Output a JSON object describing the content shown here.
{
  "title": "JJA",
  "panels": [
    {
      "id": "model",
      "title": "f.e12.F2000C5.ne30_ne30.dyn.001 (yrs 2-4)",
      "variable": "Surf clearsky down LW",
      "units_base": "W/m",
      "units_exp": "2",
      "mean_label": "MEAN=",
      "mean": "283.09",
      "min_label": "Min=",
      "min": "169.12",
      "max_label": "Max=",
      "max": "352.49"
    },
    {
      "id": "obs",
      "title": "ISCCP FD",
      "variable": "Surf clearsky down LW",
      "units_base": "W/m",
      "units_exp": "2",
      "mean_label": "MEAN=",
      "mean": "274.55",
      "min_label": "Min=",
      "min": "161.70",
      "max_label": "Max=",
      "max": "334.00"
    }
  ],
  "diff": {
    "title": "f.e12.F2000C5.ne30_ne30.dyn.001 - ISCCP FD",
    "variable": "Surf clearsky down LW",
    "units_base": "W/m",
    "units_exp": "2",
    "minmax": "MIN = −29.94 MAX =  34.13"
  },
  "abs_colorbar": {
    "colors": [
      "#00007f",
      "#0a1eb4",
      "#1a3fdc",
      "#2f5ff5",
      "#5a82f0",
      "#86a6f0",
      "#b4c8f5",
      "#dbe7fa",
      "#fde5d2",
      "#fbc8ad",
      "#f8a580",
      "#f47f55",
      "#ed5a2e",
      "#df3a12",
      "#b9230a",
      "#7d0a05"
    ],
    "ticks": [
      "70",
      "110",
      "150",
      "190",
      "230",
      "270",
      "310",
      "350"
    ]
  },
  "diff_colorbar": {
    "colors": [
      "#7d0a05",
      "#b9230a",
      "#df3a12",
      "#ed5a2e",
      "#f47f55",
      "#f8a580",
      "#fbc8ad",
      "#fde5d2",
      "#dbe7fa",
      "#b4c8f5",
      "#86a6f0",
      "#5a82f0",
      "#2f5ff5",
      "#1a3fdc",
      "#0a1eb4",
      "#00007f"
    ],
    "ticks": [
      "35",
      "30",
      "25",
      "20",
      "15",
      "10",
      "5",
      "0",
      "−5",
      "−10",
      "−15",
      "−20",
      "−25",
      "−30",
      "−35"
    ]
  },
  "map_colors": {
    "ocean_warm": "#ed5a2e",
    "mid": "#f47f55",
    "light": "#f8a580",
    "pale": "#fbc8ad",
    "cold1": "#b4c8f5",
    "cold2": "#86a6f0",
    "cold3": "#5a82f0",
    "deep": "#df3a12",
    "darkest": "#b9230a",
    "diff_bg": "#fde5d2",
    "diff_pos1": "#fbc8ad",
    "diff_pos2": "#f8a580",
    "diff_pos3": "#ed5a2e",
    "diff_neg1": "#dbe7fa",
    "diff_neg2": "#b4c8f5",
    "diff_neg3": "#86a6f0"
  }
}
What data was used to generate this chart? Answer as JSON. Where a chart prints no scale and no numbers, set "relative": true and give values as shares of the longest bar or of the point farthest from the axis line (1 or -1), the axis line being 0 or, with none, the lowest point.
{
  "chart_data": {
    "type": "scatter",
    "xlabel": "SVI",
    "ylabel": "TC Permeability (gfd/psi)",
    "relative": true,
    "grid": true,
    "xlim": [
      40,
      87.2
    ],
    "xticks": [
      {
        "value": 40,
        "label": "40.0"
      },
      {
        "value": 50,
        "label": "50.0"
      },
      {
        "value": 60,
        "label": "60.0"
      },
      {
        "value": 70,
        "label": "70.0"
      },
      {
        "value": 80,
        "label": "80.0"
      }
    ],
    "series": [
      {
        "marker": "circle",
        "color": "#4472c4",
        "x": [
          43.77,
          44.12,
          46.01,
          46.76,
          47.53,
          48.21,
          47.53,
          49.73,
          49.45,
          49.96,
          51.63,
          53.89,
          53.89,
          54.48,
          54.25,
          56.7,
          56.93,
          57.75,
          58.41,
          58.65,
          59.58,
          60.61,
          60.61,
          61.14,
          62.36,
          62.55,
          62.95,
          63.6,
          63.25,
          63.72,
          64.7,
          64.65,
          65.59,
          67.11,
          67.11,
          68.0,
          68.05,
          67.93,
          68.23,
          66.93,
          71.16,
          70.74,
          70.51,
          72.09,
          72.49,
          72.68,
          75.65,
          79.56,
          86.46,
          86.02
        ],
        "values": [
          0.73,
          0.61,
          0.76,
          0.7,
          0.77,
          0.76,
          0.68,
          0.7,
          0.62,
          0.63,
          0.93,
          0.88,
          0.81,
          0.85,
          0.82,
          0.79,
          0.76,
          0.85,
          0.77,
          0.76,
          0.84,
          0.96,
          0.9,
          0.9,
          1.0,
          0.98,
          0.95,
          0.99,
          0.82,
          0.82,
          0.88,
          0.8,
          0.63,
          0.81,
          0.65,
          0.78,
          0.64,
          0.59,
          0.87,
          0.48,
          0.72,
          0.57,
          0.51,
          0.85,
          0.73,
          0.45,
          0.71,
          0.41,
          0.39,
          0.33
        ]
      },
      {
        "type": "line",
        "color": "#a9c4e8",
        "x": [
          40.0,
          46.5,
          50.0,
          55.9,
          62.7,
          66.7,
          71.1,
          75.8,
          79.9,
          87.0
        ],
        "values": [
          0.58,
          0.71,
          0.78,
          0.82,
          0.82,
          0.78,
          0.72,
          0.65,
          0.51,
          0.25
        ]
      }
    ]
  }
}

Exercise directions>
Exactly reproduce every line of the records.

Solution for this task>
Output a JSON object describing the content shown here.
{
  "title": "JJA",
  "panels": [
    {
      "id": "model",
      "title": "f.e12.F2000C5.ne30_ne30.dyn.001 (yrs 2-4)",
      "variable": "Surf clearsky down LW",
      "units_base": "W/m",
      "units_exp": "2",
      "mean_label": "MEAN=",
      "mean": "283.09",
      "min_label": "Min=",
      "min": "169.12",
      "max_label": "Max=",
      "max": "352.49"
    },
    {
      "id": "obs",
      "title": "ISCCP FD",
      "variable": "Surf clearsky down LW",
      "units_base": "W/m",
      "units_exp": "2",
      "mean_label": "MEAN=",
      "mean": "274.55",
      "min_label": "Min=",
      "min": "161.70",
      "max_label": "Max=",
      "max": "334.00"
    }
  ],
  "diff": {
    "title": "f.e12.F2000C5.ne30_ne30.dyn.001 - ISCCP FD",
    "variable": "Surf clearsky down LW",
    "units_base": "W/m",
    "units_exp": "2",
    "minmax": "MIN = −29.94 MAX =  34.13"
  },
  "abs_colorbar": {
    "colors": [
      "#00007f",
      "#0a1eb4",
      "#1a3fdc",
      "#2f5ff5",
      "#5a82f0",
      "#86a6f0",
      "#b4c8f5",
      "#dbe7fa",
      "#fde5d2",
      "#fbc8ad",
      "#f8a580",
      "#f47f55",
      "#ed5a2e",
      "#df3a12",
      "#b9230a",
      "#7d0a05"
    ],
    "ticks": [
      "70",
      "110",
      "150",
      "190",
      "230",
      "270",
      "310",
      "350"
    ]
  },
  "diff_colorbar": {
    "colors": [
      "#7d0a05",
      "#b9230a",
      "#df3a12",
      "#ed5a2e",
      "#f47f55",
      "#f8a580",
      "#fbc8ad",
      "#fde5d2",
      "#dbe7fa",
      "#b4c8f5",
      "#86a6f0",
      "#5a82f0",
      "#2f5ff5",
      "#1a3fdc",
      "#0a1eb4",
      "#00007f"
    ],
    "ticks": [
      "35",
      "30",
      "25",
      "20",
      "15",
      "10",
      "5",
      "0",
      "−5",
      "−10",
      "−15",
      "−20",
      "−25",
      "−30",
      "−35"
    ]
  },
  "map_colors": {
    "ocean_warm": "#ed5a2e",
    "mid": "#f47f55",
    "light": "#f8a580",
    "pale": "#fbc8ad",
    "cold1": "#b4c8f5",
    "cold2": "#86a6f0",
    "cold3": "#5a82f0",
    "deep": "#df3a12",
    "darkest": "#b9230a",
    "diff_bg": "#fde5d2",
    "diff_pos1": "#fbc8ad",
    "diff_pos2": "#f8a580",
    "diff_pos3": "#ed5a2e",
    "diff_neg1": "#dbe7fa",
    "diff_neg2": "#b4c8f5",
    "diff_neg3": "#86a6f0"
  }
}
What data was used to generate this chart? Answer as JSON. Where a chart prints no scale and no numbers, set "relative": true and give values as shares of the longest bar or of the point farthest from the axis line (1 or -1), the axis line being 0 or, with none, the lowest point.
{
  "chart_data": {
    "type": "scatter",
    "xlabel": "SVI",
    "ylabel": "TC Permeability (gfd/psi)",
    "relative": true,
    "grid": true,
    "xlim": [
      40,
      87.2
    ],
    "xticks": [
      {
        "value": 40,
        "label": "40.0"
      },
      {
        "value": 50,
        "label": "50.0"
      },
      {
        "value": 60,
        "label": "60.0"
      },
      {
        "value": 70,
        "label": "70.0"
      },
      {
        "value": 80,
        "label": "80.0"
      }
    ],
    "series": [
      {
        "marker": "circle",
        "color": "#4472c4",
        "x": [
          43.77,
          44.12,
          46.01,
          46.76,
          47.53,
          48.21,
          47.53,
          49.73,
          49.45,
          49.96,
          51.63,
          53.89,
          53.89,
          54.48,
          54.25,
          56.7,
          56.93,
          57.75,
          58.41,
          58.65,
          59.58,
          60.61,
          60.61,
          61.14,
          62.36,
          62.55,
          62.95,
          63.6,
          63.25,
          63.72,
          64.7,
          64.65,
          65.59,
          67.11,
          67.11,
          68.0,
          68.05,
          67.93,
          68.23,
          66.93,
          71.16,
          70.74,
          70.51,
          72.09,
          72.49,
          72.68,
          75.65,
          79.56,
          86.46,
          86.02
        ],
        "values": [
          0.73,
          0.61,
          0.76,
          0.7,
          0.77,
          0.76,
          0.68,
          0.7,
          0.62,
          0.63,
          0.93,
          0.88,
          0.81,
          0.85,
          0.82,
          0.79,
          0.76,
          0.85,
          0.77,
          0.76,
          0.84,
          0.96,
          0.9,
          0.9,
          1.0,
          0.98,
          0.95,
          0.99,
          0.82,
          0.82,
          0.88,
          0.8,
          0.63,
          0.81,
          0.65,
          0.78,
          0.64,
          0.59,
          0.87,
          0.48,
          0.72,
          0.57,
          0.51,
          0.85,
          0.73,
          0.45,
          0.71,
          0.41,
          0.39,
          0.33
        ]
      },
      {
        "type": "line",
        "color": "#a9c4e8",
        "x": [
          40.0,
          46.5,
          50.0,
          55.9,
          62.7,
          66.7,
          71.1,
          75.8,
          79.9,
          87.0
        ],
        "values": [
          0.58,
          0.71,
          0.78,
          0.82,
          0.82,
          0.78,
          0.72,
          0.65,
          0.51,
          0.25
        ]
      }
    ]
  }
}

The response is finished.